■ What is required
Pictures are not part of the copy; repeat everything else in the records exactly.

■ Excerpted data
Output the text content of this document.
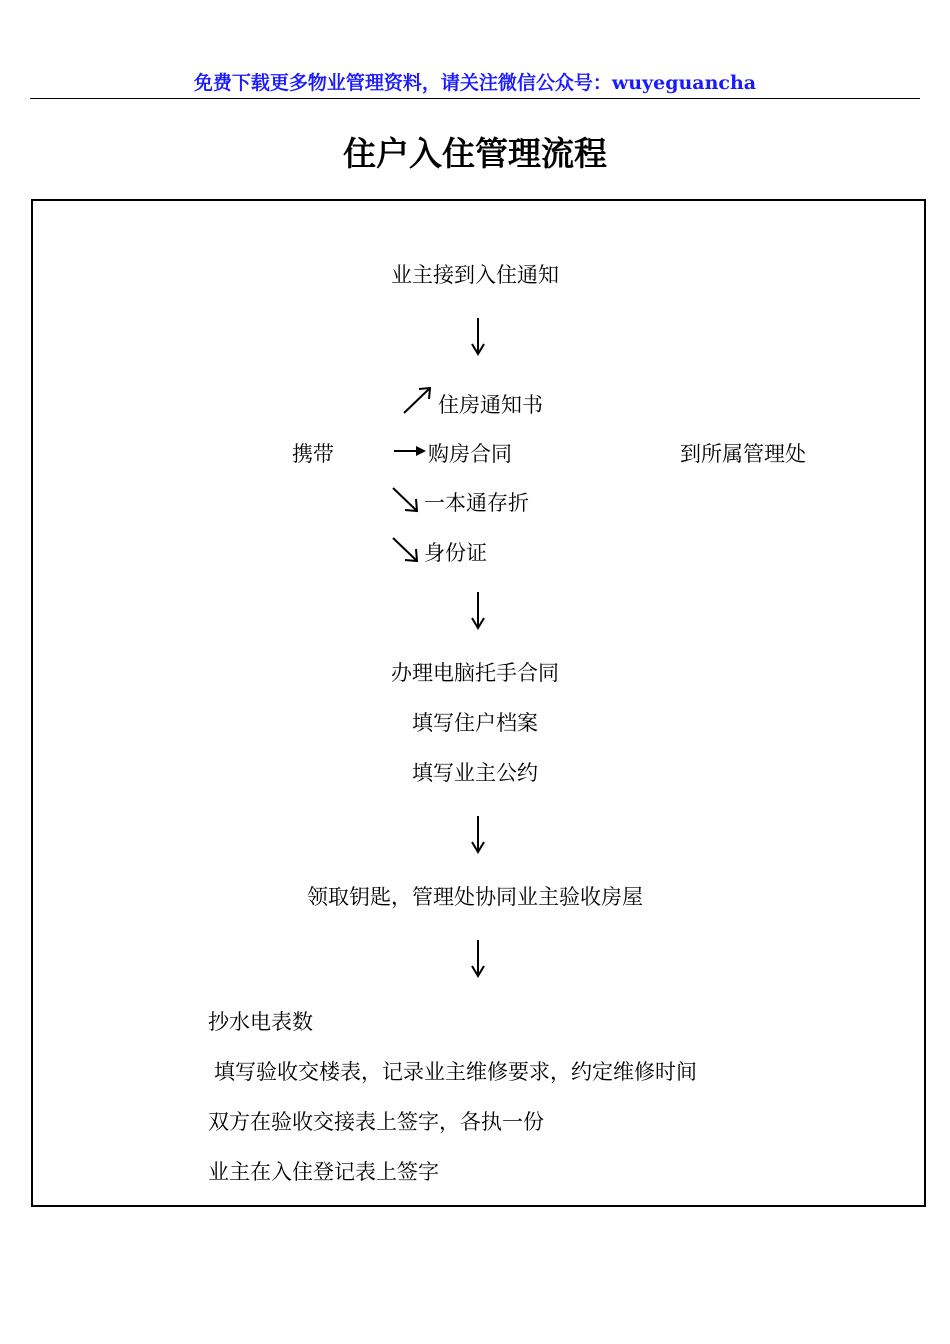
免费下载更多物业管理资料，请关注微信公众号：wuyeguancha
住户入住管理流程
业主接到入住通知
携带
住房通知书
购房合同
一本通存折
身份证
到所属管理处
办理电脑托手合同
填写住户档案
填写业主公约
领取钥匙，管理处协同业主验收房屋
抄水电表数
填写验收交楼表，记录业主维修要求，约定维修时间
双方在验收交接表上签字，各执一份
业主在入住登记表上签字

■ Result of the exercise
Output the text content of this document.
免费下载更多物业管理资料，请关注微信公众号：wuyeguancha
住户入住管理流程
业主接到入住通知
携带
住房通知书
购房合同
一本通存折
身份证
到所属管理处
办理电脑托手合同
填写住户档案
填写业主公约
领取钥匙，管理处协同业主验收房屋
抄水电表数
填写验收交楼表，记录业主维修要求，约定维修时间
双方在验收交接表上签字，各执一份
业主在入住登记表上签字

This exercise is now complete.